Output every record word for word.
## START
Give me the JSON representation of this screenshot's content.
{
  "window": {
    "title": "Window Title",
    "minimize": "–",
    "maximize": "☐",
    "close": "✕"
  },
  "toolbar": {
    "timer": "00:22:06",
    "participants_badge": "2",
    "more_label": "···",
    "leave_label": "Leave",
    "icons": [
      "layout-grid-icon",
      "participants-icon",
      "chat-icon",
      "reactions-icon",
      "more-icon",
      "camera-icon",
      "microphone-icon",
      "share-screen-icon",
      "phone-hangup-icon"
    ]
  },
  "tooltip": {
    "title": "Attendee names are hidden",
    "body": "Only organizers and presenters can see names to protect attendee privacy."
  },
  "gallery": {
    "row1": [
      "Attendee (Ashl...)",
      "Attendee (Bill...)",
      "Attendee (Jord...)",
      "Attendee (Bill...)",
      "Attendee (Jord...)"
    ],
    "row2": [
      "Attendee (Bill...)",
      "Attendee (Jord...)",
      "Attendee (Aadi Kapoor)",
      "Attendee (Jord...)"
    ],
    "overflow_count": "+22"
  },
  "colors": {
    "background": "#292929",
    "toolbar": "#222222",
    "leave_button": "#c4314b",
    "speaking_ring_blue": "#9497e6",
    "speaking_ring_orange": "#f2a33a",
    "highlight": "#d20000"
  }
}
## END
- _REPLY_
Give me the JSON representation of this screenshot's content.
{
  "window": {
    "title": "Window Title",
    "minimize": "–",
    "maximize": "☐",
    "close": "✕"
  },
  "toolbar": {
    "timer": "00:22:06",
    "participants_badge": "2",
    "more_label": "···",
    "leave_label": "Leave",
    "icons": [
      "layout-grid-icon",
      "participants-icon",
      "chat-icon",
      "reactions-icon",
      "more-icon",
      "camera-icon",
      "microphone-icon",
      "share-screen-icon",
      "phone-hangup-icon"
    ]
  },
  "tooltip": {
    "title": "Attendee names are hidden",
    "body": "Only organizers and presenters can see names to protect attendee privacy."
  },
  "gallery": {
    "row1": [
      "Attendee (Ashl...)",
      "Attendee (Bill...)",
      "Attendee (Jord...)",
      "Attendee (Bill...)",
      "Attendee (Jord...)"
    ],
    "row2": [
      "Attendee (Bill...)",
      "Attendee (Jord...)",
      "Attendee (Aadi Kapoor)",
      "Attendee (Jord...)"
    ],
    "overflow_count": "+22"
  },
  "colors": {
    "background": "#292929",
    "toolbar": "#222222",
    "leave_button": "#c4314b",
    "speaking_ring_blue": "#9497e6",
    "speaking_ring_orange": "#f2a33a",
    "highlight": "#d20000"
  }
}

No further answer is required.